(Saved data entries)
+++
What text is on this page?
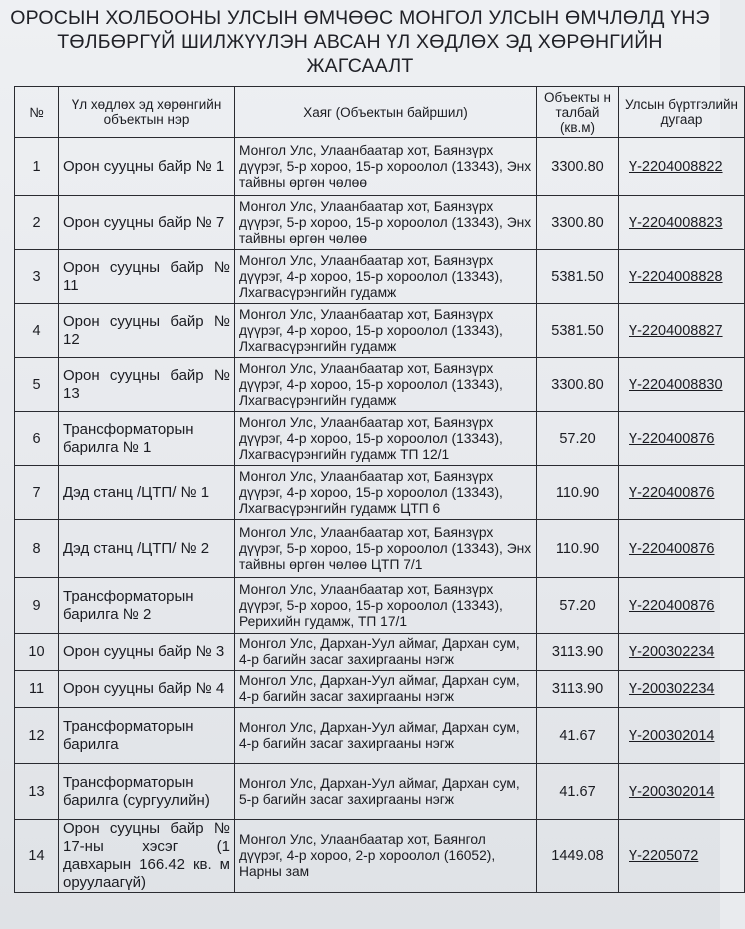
ОРОСЫН ХОЛБООНЫ УЛСЫН ӨМЧӨӨС МОНГОЛ УЛСЫН ӨМЧЛӨЛД ҮНЭ
ТӨЛБӨРГҮЙ ШИЛЖҮҮЛЭН АВСАН ҮЛ ХӨДЛӨХ ЭД ХӨРӨНГИЙН
ЖАГСААЛТ
№	Үл хөдлөх эд хөрөнгийн объектын нэр	Хаяг (Объектын байршил)	Объекты н талбай (кв.м)	Улсын бүртгэлийн дугаар
1	Орон сууцны байр № 1	Монгол Улс, Улаанбаатар хот, Баянзүрх дүүрэг, 5-р хороо, 15-р хороолол (13343), Энх тайвны өргөн чөлөө	3300.80	Ү-2204008822
2	Орон сууцны байр № 7	Монгол Улс, Улаанбаатар хот, Баянзүрх дүүрэг, 5-р хороо, 15-р хороолол (13343), Энх тайвны өргөн чөлөө	3300.80	Ү-2204008823
3	Орон сууцны байр № 11	Монгол Улс, Улаанбаатар хот, Баянзүрх дүүрэг, 4-р хороо, 15-р хороолол (13343), Лхагвасүрэнгийн гудамж	5381.50	Ү-2204008828
4	Орон сууцны байр № 12	Монгол Улс, Улаанбаатар хот, Баянзүрх дүүрэг, 4-р хороо, 15-р хороолол (13343), Лхагвасүрэнгийн гудамж	5381.50	Ү-2204008827
5	Орон сууцны байр № 13	Монгол Улс, Улаанбаатар хот, Баянзүрх дүүрэг, 4-р хороо, 15-р хороолол (13343), Лхагвасүрэнгийн гудамж	3300.80	Ү-2204008830
6	Трансформаторын барилга № 1	Монгол Улс, Улаанбаатар хот, Баянзүрх дүүрэг, 4-р хороо, 15-р хороолол (13343), Лхагвасүрэнгийн гудамж ТП 12/1	57.20	Ү-220400876
7	Дэд станц /ЦТП/ № 1	Монгол Улс, Улаанбаатар хот, Баянзүрх дүүрэг, 4-р хороо, 15-р хороолол (13343), Лхагвасүрэнгийн гудамж ЦТП 6	110.90	Ү-220400876
8	Дэд станц /ЦТП/ № 2	Монгол Улс, Улаанбаатар хот, Баянзүрх дүүрэг, 5-р хороо, 15-р хороолол (13343), Энх тайвны өргөн чөлөө ЦТП 7/1	110.90	Ү-220400876
9	Трансформаторын барилга № 2	Монгол Улс, Улаанбаатар хот, Баянзүрх дүүрэг, 5-р хороо, 15-р хороолол (13343), Рерихийн гудамж, ТП 17/1	57.20	Ү-220400876
10	Орон сууцны байр № 3	Монгол Улс, Дархан-Уул аймаг, Дархан сум, 4-р багийн засаг захиргааны нэгж	3113.90	Ү-200302234
11	Орон сууцны байр № 4	Монгол Улс, Дархан-Уул аймаг, Дархан сум, 4-р багийн засаг захиргааны нэгж	3113.90	Ү-200302234
12	Трансформаторын барилга	Монгол Улс, Дархан-Уул аймаг, Дархан сум, 4-р багийн засаг захиргааны нэгж	41.67	Ү-200302014
13	Трансформаторын барилга (сургуулийн)	Монгол Улс, Дархан-Уул аймаг, Дархан сум, 5-р багийн засаг захиргааны нэгж	41.67	Ү-200302014
14	Орон сууцны байр № 17-ны хэсэг (1 давхарын 166.42 кв. м оруулаагүй)	Монгол Улс, Улаанбаатар хот, Баянгол дүүрэг, 4-р хороо, 2-р хороолол (16052), Нарны зам	1449.08	Ү-2205072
+++
Copy out each line word for word, please, skipping the images.

What text is on this page?
ОРОСЫН ХОЛБООНЫ УЛСЫН ӨМЧӨӨС МОНГОЛ УЛСЫН ӨМЧЛӨЛД ҮНЭ
ТӨЛБӨРГҮЙ ШИЛЖҮҮЛЭН АВСАН ҮЛ ХӨДЛӨХ ЭД ХӨРӨНГИЙН
ЖАГСААЛТ
№	Үл хөдлөх эд хөрөнгийн объектын нэр	Хаяг (Объектын байршил)	Объекты н талбай (кв.м)	Улсын бүртгэлийн дугаар
1	Орон сууцны байр № 1	Монгол Улс, Улаанбаатар хот, Баянзүрх дүүрэг, 5-р хороо, 15-р хороолол (13343), Энх тайвны өргөн чөлөө	3300.80	Ү-2204008822
2	Орон сууцны байр № 7	Монгол Улс, Улаанбаатар хот, Баянзүрх дүүрэг, 5-р хороо, 15-р хороолол (13343), Энх тайвны өргөн чөлөө	3300.80	Ү-2204008823
3	Орон сууцны байр № 11	Монгол Улс, Улаанбаатар хот, Баянзүрх дүүрэг, 4-р хороо, 15-р хороолол (13343), Лхагвасүрэнгийн гудамж	5381.50	Ү-2204008828
4	Орон сууцны байр № 12	Монгол Улс, Улаанбаатар хот, Баянзүрх дүүрэг, 4-р хороо, 15-р хороолол (13343), Лхагвасүрэнгийн гудамж	5381.50	Ү-2204008827
5	Орон сууцны байр № 13	Монгол Улс, Улаанбаатар хот, Баянзүрх дүүрэг, 4-р хороо, 15-р хороолол (13343), Лхагвасүрэнгийн гудамж	3300.80	Ү-2204008830
6	Трансформаторын барилга № 1	Монгол Улс, Улаанбаатар хот, Баянзүрх дүүрэг, 4-р хороо, 15-р хороолол (13343), Лхагвасүрэнгийн гудамж ТП 12/1	57.20	Ү-220400876
7	Дэд станц /ЦТП/ № 1	Монгол Улс, Улаанбаатар хот, Баянзүрх дүүрэг, 4-р хороо, 15-р хороолол (13343), Лхагвасүрэнгийн гудамж ЦТП 6	110.90	Ү-220400876
8	Дэд станц /ЦТП/ № 2	Монгол Улс, Улаанбаатар хот, Баянзүрх дүүрэг, 5-р хороо, 15-р хороолол (13343), Энх тайвны өргөн чөлөө ЦТП 7/1	110.90	Ү-220400876
9	Трансформаторын барилга № 2	Монгол Улс, Улаанбаатар хот, Баянзүрх дүүрэг, 5-р хороо, 15-р хороолол (13343), Рерихийн гудамж, ТП 17/1	57.20	Ү-220400876
10	Орон сууцны байр № 3	Монгол Улс, Дархан-Уул аймаг, Дархан сум, 4-р багийн засаг захиргааны нэгж	3113.90	Ү-200302234
11	Орон сууцны байр № 4	Монгол Улс, Дархан-Уул аймаг, Дархан сум, 4-р багийн засаг захиргааны нэгж	3113.90	Ү-200302234
12	Трансформаторын барилга	Монгол Улс, Дархан-Уул аймаг, Дархан сум, 4-р багийн засаг захиргааны нэгж	41.67	Ү-200302014
13	Трансформаторын барилга (сургуулийн)	Монгол Улс, Дархан-Уул аймаг, Дархан сум, 5-р багийн засаг захиргааны нэгж	41.67	Ү-200302014
14	Орон сууцны байр № 17-ны хэсэг (1 давхарын 166.42 кв. м оруулаагүй)	Монгол Улс, Улаанбаатар хот, Баянгол дүүрэг, 4-р хороо, 2-р хороолол (16052), Нарны зам	1449.08	Ү-2205072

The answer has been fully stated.